# EXERCISE TASK:
In the copy, include every entry exactly but none of the pictures.

Start of INPUT RECORDS

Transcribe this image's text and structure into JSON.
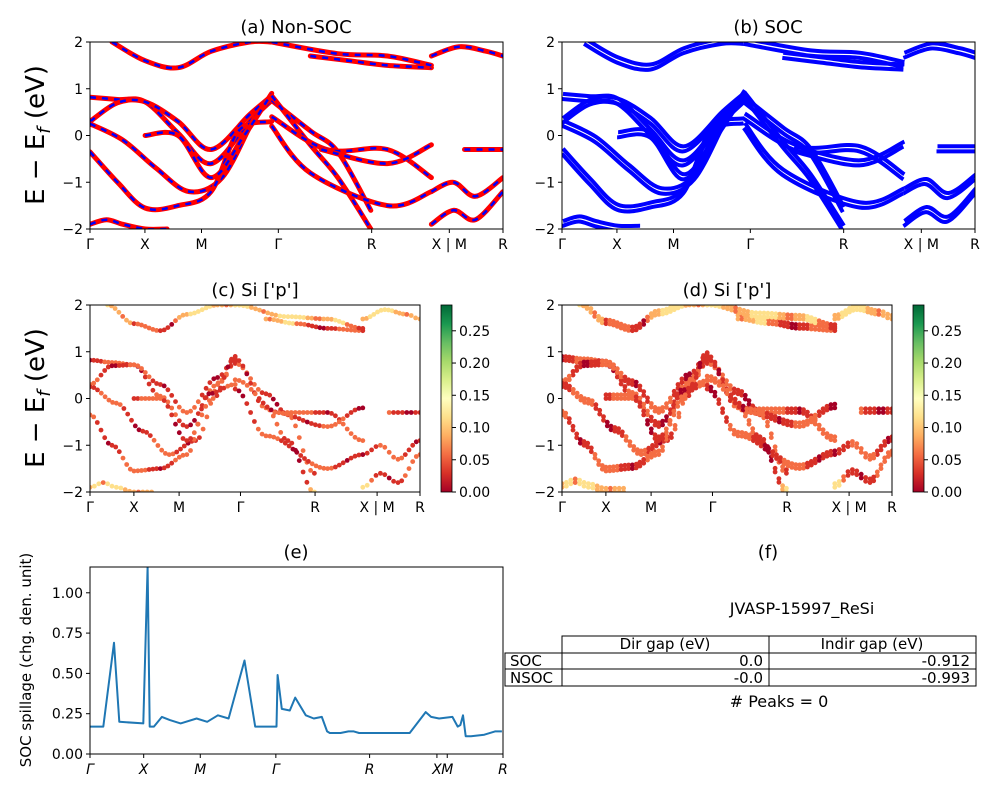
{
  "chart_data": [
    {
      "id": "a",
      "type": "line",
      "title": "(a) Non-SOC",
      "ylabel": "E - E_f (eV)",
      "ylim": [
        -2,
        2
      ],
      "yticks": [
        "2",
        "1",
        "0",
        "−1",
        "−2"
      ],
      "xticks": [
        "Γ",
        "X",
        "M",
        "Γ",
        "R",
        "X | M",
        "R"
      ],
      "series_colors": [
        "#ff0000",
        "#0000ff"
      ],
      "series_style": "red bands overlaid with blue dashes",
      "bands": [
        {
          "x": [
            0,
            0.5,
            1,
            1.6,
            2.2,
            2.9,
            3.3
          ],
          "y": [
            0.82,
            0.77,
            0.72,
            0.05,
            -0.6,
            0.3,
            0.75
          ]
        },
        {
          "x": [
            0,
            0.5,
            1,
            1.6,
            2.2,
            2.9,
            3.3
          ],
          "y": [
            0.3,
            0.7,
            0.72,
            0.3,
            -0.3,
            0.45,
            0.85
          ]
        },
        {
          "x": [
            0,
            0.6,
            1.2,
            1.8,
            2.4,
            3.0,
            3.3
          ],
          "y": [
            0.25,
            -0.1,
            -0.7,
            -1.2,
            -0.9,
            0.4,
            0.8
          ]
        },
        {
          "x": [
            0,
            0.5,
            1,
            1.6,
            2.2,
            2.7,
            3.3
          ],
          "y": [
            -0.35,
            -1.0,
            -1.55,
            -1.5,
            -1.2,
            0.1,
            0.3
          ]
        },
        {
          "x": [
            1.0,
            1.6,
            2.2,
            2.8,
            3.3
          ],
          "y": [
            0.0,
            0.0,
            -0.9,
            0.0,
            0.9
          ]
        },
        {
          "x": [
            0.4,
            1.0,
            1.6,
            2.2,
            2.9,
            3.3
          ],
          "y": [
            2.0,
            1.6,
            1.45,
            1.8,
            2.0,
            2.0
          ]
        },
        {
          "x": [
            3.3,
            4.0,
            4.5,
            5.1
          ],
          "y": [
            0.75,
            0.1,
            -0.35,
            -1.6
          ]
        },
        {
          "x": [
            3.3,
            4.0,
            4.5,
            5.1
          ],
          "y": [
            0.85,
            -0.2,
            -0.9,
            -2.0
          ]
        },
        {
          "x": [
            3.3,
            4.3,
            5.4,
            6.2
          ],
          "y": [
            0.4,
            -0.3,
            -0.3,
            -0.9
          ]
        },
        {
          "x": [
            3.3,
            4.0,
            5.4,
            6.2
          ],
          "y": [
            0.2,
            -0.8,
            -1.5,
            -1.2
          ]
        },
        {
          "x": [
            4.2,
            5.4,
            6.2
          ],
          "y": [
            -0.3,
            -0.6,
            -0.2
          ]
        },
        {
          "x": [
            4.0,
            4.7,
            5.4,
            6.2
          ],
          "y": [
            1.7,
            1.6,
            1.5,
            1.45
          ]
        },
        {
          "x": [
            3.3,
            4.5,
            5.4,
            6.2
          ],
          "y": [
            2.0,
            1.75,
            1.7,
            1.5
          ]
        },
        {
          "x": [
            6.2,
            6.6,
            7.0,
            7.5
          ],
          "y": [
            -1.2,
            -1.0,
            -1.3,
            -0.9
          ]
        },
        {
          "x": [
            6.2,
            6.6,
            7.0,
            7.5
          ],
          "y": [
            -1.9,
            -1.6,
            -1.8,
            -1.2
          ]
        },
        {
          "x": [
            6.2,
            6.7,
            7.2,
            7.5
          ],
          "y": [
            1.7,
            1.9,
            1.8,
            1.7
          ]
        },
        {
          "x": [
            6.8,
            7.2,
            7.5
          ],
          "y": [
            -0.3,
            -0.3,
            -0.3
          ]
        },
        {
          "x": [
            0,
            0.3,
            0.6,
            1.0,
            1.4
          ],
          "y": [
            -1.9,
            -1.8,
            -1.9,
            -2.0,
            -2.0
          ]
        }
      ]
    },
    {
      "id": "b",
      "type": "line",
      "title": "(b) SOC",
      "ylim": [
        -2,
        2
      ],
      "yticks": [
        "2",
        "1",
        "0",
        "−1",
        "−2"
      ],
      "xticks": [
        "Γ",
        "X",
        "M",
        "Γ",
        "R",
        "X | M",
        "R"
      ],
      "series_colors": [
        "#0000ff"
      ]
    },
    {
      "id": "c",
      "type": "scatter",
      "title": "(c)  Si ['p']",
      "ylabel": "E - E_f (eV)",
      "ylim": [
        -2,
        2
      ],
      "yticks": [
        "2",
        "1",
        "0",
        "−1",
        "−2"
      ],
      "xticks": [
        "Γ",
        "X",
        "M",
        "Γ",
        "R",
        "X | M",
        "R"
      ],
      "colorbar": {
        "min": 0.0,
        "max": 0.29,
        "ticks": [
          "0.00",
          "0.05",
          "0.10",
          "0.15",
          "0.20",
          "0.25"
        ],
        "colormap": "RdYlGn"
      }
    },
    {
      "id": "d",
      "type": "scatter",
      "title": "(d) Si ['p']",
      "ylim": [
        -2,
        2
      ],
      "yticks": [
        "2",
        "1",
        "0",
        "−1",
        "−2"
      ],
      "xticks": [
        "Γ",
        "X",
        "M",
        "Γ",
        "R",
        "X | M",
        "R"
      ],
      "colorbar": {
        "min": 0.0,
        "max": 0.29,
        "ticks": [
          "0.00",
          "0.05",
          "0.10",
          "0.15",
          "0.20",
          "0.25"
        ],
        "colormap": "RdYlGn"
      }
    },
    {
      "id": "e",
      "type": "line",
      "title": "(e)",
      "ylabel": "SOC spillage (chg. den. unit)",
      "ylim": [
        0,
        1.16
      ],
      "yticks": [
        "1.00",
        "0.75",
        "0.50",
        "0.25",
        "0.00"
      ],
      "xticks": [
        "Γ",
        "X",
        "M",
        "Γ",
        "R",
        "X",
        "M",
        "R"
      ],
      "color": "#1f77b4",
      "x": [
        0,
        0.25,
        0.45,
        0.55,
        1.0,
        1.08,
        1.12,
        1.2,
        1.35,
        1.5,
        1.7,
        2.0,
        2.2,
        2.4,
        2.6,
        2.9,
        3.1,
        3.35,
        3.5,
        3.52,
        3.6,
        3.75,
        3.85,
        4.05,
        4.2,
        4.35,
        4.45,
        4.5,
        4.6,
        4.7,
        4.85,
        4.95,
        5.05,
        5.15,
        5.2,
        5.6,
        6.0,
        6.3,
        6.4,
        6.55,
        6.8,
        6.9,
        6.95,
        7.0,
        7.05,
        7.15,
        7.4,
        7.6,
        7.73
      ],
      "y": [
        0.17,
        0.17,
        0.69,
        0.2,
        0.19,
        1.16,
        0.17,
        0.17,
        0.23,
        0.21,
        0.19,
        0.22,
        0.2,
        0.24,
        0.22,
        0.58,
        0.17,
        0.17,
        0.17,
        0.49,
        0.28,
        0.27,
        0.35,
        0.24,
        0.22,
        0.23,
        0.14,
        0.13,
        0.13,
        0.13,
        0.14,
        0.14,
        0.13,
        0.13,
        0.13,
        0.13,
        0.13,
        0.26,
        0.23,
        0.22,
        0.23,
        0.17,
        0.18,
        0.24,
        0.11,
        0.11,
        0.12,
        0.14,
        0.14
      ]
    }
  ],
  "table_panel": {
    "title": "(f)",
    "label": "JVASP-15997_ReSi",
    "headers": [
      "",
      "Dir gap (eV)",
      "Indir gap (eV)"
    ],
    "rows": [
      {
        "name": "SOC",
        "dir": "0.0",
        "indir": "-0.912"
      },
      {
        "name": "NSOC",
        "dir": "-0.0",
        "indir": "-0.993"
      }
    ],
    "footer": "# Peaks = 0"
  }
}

End of INPUT RECORDS

# ANSWER TO THE TASK:
Transcribe this image's text and structure into JSON.
{
  "chart_data": [
    {
      "id": "a",
      "type": "line",
      "title": "(a) Non-SOC",
      "ylabel": "E - E_f (eV)",
      "ylim": [
        -2,
        2
      ],
      "yticks": [
        "2",
        "1",
        "0",
        "−1",
        "−2"
      ],
      "xticks": [
        "Γ",
        "X",
        "M",
        "Γ",
        "R",
        "X | M",
        "R"
      ],
      "series_colors": [
        "#ff0000",
        "#0000ff"
      ],
      "series_style": "red bands overlaid with blue dashes",
      "bands": [
        {
          "x": [
            0,
            0.5,
            1,
            1.6,
            2.2,
            2.9,
            3.3
          ],
          "y": [
            0.82,
            0.77,
            0.72,
            0.05,
            -0.6,
            0.3,
            0.75
          ]
        },
        {
          "x": [
            0,
            0.5,
            1,
            1.6,
            2.2,
            2.9,
            3.3
          ],
          "y": [
            0.3,
            0.7,
            0.72,
            0.3,
            -0.3,
            0.45,
            0.85
          ]
        },
        {
          "x": [
            0,
            0.6,
            1.2,
            1.8,
            2.4,
            3.0,
            3.3
          ],
          "y": [
            0.25,
            -0.1,
            -0.7,
            -1.2,
            -0.9,
            0.4,
            0.8
          ]
        },
        {
          "x": [
            0,
            0.5,
            1,
            1.6,
            2.2,
            2.7,
            3.3
          ],
          "y": [
            -0.35,
            -1.0,
            -1.55,
            -1.5,
            -1.2,
            0.1,
            0.3
          ]
        },
        {
          "x": [
            1.0,
            1.6,
            2.2,
            2.8,
            3.3
          ],
          "y": [
            0.0,
            0.0,
            -0.9,
            0.0,
            0.9
          ]
        },
        {
          "x": [
            0.4,
            1.0,
            1.6,
            2.2,
            2.9,
            3.3
          ],
          "y": [
            2.0,
            1.6,
            1.45,
            1.8,
            2.0,
            2.0
          ]
        },
        {
          "x": [
            3.3,
            4.0,
            4.5,
            5.1
          ],
          "y": [
            0.75,
            0.1,
            -0.35,
            -1.6
          ]
        },
        {
          "x": [
            3.3,
            4.0,
            4.5,
            5.1
          ],
          "y": [
            0.85,
            -0.2,
            -0.9,
            -2.0
          ]
        },
        {
          "x": [
            3.3,
            4.3,
            5.4,
            6.2
          ],
          "y": [
            0.4,
            -0.3,
            -0.3,
            -0.9
          ]
        },
        {
          "x": [
            3.3,
            4.0,
            5.4,
            6.2
          ],
          "y": [
            0.2,
            -0.8,
            -1.5,
            -1.2
          ]
        },
        {
          "x": [
            4.2,
            5.4,
            6.2
          ],
          "y": [
            -0.3,
            -0.6,
            -0.2
          ]
        },
        {
          "x": [
            4.0,
            4.7,
            5.4,
            6.2
          ],
          "y": [
            1.7,
            1.6,
            1.5,
            1.45
          ]
        },
        {
          "x": [
            3.3,
            4.5,
            5.4,
            6.2
          ],
          "y": [
            2.0,
            1.75,
            1.7,
            1.5
          ]
        },
        {
          "x": [
            6.2,
            6.6,
            7.0,
            7.5
          ],
          "y": [
            -1.2,
            -1.0,
            -1.3,
            -0.9
          ]
        },
        {
          "x": [
            6.2,
            6.6,
            7.0,
            7.5
          ],
          "y": [
            -1.9,
            -1.6,
            -1.8,
            -1.2
          ]
        },
        {
          "x": [
            6.2,
            6.7,
            7.2,
            7.5
          ],
          "y": [
            1.7,
            1.9,
            1.8,
            1.7
          ]
        },
        {
          "x": [
            6.8,
            7.2,
            7.5
          ],
          "y": [
            -0.3,
            -0.3,
            -0.3
          ]
        },
        {
          "x": [
            0,
            0.3,
            0.6,
            1.0,
            1.4
          ],
          "y": [
            -1.9,
            -1.8,
            -1.9,
            -2.0,
            -2.0
          ]
        }
      ]
    },
    {
      "id": "b",
      "type": "line",
      "title": "(b) SOC",
      "ylim": [
        -2,
        2
      ],
      "yticks": [
        "2",
        "1",
        "0",
        "−1",
        "−2"
      ],
      "xticks": [
        "Γ",
        "X",
        "M",
        "Γ",
        "R",
        "X | M",
        "R"
      ],
      "series_colors": [
        "#0000ff"
      ]
    },
    {
      "id": "c",
      "type": "scatter",
      "title": "(c)  Si ['p']",
      "ylabel": "E - E_f (eV)",
      "ylim": [
        -2,
        2
      ],
      "yticks": [
        "2",
        "1",
        "0",
        "−1",
        "−2"
      ],
      "xticks": [
        "Γ",
        "X",
        "M",
        "Γ",
        "R",
        "X | M",
        "R"
      ],
      "colorbar": {
        "min": 0.0,
        "max": 0.29,
        "ticks": [
          "0.00",
          "0.05",
          "0.10",
          "0.15",
          "0.20",
          "0.25"
        ],
        "colormap": "RdYlGn"
      }
    },
    {
      "id": "d",
      "type": "scatter",
      "title": "(d) Si ['p']",
      "ylim": [
        -2,
        2
      ],
      "yticks": [
        "2",
        "1",
        "0",
        "−1",
        "−2"
      ],
      "xticks": [
        "Γ",
        "X",
        "M",
        "Γ",
        "R",
        "X | M",
        "R"
      ],
      "colorbar": {
        "min": 0.0,
        "max": 0.29,
        "ticks": [
          "0.00",
          "0.05",
          "0.10",
          "0.15",
          "0.20",
          "0.25"
        ],
        "colormap": "RdYlGn"
      }
    },
    {
      "id": "e",
      "type": "line",
      "title": "(e)",
      "ylabel": "SOC spillage (chg. den. unit)",
      "ylim": [
        0,
        1.16
      ],
      "yticks": [
        "1.00",
        "0.75",
        "0.50",
        "0.25",
        "0.00"
      ],
      "xticks": [
        "Γ",
        "X",
        "M",
        "Γ",
        "R",
        "X",
        "M",
        "R"
      ],
      "color": "#1f77b4",
      "x": [
        0,
        0.25,
        0.45,
        0.55,
        1.0,
        1.08,
        1.12,
        1.2,
        1.35,
        1.5,
        1.7,
        2.0,
        2.2,
        2.4,
        2.6,
        2.9,
        3.1,
        3.35,
        3.5,
        3.52,
        3.6,
        3.75,
        3.85,
        4.05,
        4.2,
        4.35,
        4.45,
        4.5,
        4.6,
        4.7,
        4.85,
        4.95,
        5.05,
        5.15,
        5.2,
        5.6,
        6.0,
        6.3,
        6.4,
        6.55,
        6.8,
        6.9,
        6.95,
        7.0,
        7.05,
        7.15,
        7.4,
        7.6,
        7.73
      ],
      "y": [
        0.17,
        0.17,
        0.69,
        0.2,
        0.19,
        1.16,
        0.17,
        0.17,
        0.23,
        0.21,
        0.19,
        0.22,
        0.2,
        0.24,
        0.22,
        0.58,
        0.17,
        0.17,
        0.17,
        0.49,
        0.28,
        0.27,
        0.35,
        0.24,
        0.22,
        0.23,
        0.14,
        0.13,
        0.13,
        0.13,
        0.14,
        0.14,
        0.13,
        0.13,
        0.13,
        0.13,
        0.13,
        0.26,
        0.23,
        0.22,
        0.23,
        0.17,
        0.18,
        0.24,
        0.11,
        0.11,
        0.12,
        0.14,
        0.14
      ]
    }
  ],
  "table_panel": {
    "title": "(f)",
    "label": "JVASP-15997_ReSi",
    "headers": [
      "",
      "Dir gap (eV)",
      "Indir gap (eV)"
    ],
    "rows": [
      {
        "name": "SOC",
        "dir": "0.0",
        "indir": "-0.912"
      },
      {
        "name": "NSOC",
        "dir": "-0.0",
        "indir": "-0.993"
      }
    ],
    "footer": "# Peaks = 0"
  }
}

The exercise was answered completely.